◆ EXERCISE DIRECTIONS: Without the pictures, output the records below word for word.

◆ RECORDED INFORMATION:
--------------------------------------------------
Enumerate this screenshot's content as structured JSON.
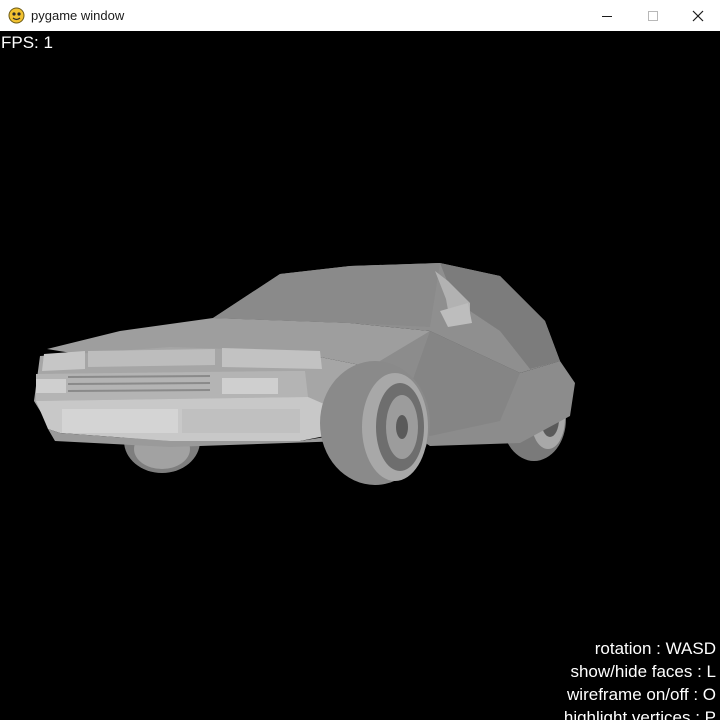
{
  "window": {
    "title": "pygame window",
    "icon": "pygame-snake-icon",
    "controls": {
      "minimize_icon": "minimize-icon",
      "maximize_icon": "maximize-icon",
      "close_icon": "close-icon"
    }
  },
  "hud": {
    "fps": "FPS: 1"
  },
  "scene": {
    "object": "car-3d-model",
    "background_color": "#000000",
    "shading_color": "#9a9a9a"
  },
  "help": {
    "rotation": "rotation : WASD",
    "faces": "show/hide faces : L",
    "wireframe": "wireframe on/off : O",
    "vertices": "highlight vertices : P"
  }
}
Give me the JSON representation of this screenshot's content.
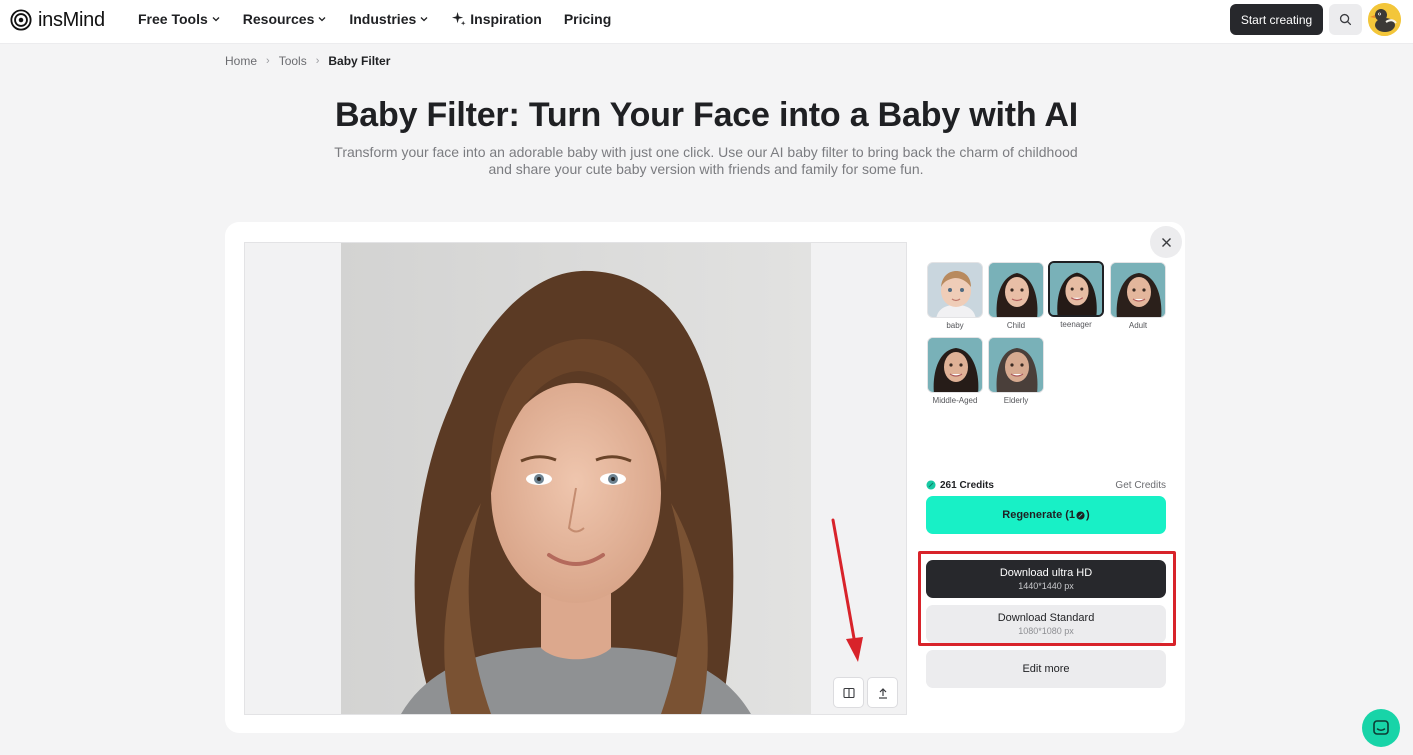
--------------------------------------------------
◆ TASK RESPONSE:
Enumerate this screenshot's content as structured JSON.
{
  "window": {
    "title": "pygame window",
    "icon": "pygame-snake-icon",
    "controls": {
      "minimize_icon": "minimize-icon",
      "maximize_icon": "maximize-icon",
      "close_icon": "close-icon"
    }
  },
  "hud": {
    "fps": "FPS: 1"
  },
  "scene": {
    "object": "car-3d-model",
    "background_color": "#000000",
    "shading_color": "#9a9a9a"
  },
  "help": {
    "rotation": "rotation : WASD",
    "faces": "show/hide faces : L",
    "wireframe": "wireframe on/off : O",
    "vertices": "highlight vertices : P"
  }
}
Give me the JSON representation of this screenshot's content.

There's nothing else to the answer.